═════ Selected excerpt

A motley crew of amateurs formed a chorus variously portraying Carthaginian courtiers, followers of a witches’ coven and sailors. Well-schooled in the characteristic physical gestures and movements, with singing similarly ranging from lusty roistering to sadly sober, they gave it their all. The greater vocal polish came from the young cast, some already launched on singing careers, all handled with the utmost care by conductor Jonathan Lyness, notably in his accompaniment to their recitatives.

Director Richard Studer was also the designer of the starkly simple but highly effective set: against a backdrop at the west end of the cathedral, an uncomplicated metal structure formed a central high pavilion on a raised dais, elegantly framing the action. The chorus, dressed in black, sported the quirky addition of a pale golden patch on their left cheekbones, while the titular pair of Queen Dido and Aeneas, in standout white, had more elaborate golden facial adornments befitting their regal and heroic status. Dido’s handmaidens wore burgundy; they scattered petals like drops of blood, that colour then resonating in the long length of velvet that became a river of blood, finally wrapped around the dying Dido.

══════════
═════ Data listing

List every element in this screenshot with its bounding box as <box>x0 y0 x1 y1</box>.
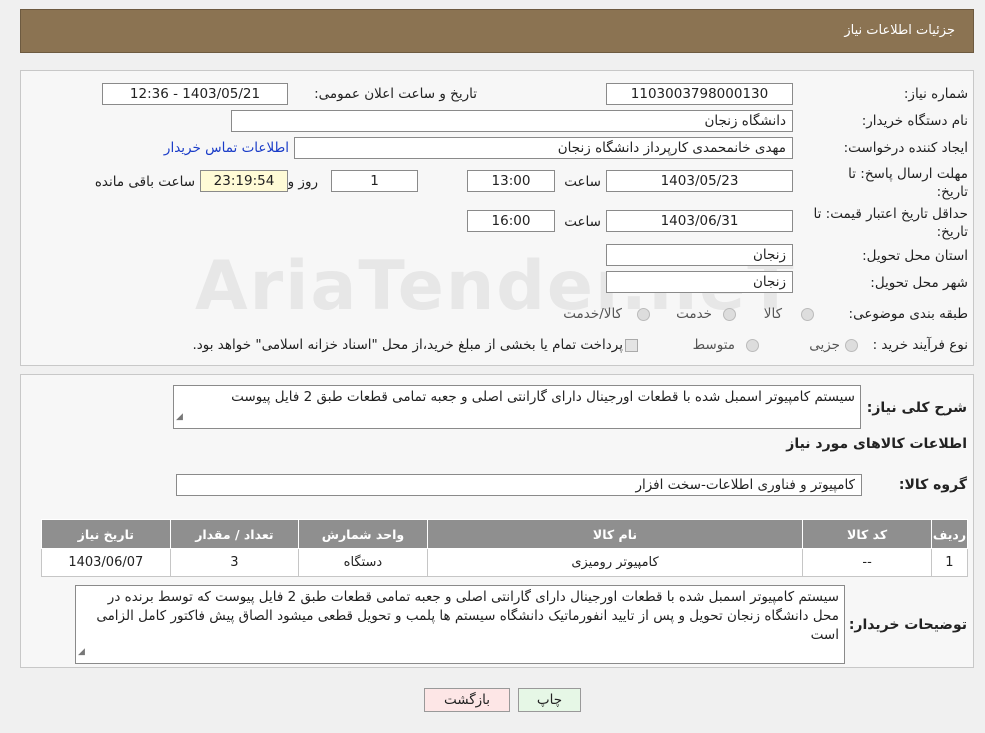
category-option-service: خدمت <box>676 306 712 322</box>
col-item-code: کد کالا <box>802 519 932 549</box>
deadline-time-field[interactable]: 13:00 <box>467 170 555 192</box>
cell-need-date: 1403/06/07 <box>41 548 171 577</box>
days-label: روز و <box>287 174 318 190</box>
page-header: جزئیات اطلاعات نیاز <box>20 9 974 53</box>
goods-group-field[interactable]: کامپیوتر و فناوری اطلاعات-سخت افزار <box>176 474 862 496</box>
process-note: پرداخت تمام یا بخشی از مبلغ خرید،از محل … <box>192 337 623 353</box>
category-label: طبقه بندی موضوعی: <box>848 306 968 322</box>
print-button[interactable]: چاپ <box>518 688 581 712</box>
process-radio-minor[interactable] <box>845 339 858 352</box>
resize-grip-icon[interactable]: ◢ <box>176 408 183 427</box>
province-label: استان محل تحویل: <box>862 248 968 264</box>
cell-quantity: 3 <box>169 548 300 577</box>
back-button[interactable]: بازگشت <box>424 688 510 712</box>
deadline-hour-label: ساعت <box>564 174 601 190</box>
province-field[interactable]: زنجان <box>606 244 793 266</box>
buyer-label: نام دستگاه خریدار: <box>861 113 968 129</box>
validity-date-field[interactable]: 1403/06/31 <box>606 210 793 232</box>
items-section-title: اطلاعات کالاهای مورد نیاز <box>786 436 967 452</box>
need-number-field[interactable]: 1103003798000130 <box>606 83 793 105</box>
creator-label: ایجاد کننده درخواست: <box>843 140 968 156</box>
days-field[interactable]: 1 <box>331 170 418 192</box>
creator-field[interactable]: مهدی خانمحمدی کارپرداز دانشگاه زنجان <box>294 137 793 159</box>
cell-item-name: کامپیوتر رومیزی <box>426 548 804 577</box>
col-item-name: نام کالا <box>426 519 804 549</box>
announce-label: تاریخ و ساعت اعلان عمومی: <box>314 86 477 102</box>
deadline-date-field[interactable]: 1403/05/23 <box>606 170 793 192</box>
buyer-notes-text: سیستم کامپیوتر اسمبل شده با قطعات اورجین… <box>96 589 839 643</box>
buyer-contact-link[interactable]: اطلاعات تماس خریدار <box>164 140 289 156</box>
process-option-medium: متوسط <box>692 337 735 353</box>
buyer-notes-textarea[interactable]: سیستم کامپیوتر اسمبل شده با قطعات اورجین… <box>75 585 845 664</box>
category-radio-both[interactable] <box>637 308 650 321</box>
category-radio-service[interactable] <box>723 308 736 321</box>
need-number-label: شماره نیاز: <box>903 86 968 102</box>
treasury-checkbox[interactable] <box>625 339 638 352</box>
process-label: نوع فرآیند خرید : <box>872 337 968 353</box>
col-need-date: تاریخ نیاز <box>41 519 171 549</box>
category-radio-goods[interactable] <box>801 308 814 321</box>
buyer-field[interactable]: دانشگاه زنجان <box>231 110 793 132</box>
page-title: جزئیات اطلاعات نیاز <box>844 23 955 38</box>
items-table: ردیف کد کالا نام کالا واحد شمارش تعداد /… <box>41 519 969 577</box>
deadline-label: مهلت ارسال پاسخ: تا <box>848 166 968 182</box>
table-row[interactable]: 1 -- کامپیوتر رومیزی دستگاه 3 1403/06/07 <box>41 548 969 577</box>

══════════

*Aim of the task:* List every person named in the passage about the cathedral staging of Dido and Aeneas.

*Right answer:* Jonathan Lyness, Richard Studer, Queen Dido, Aeneas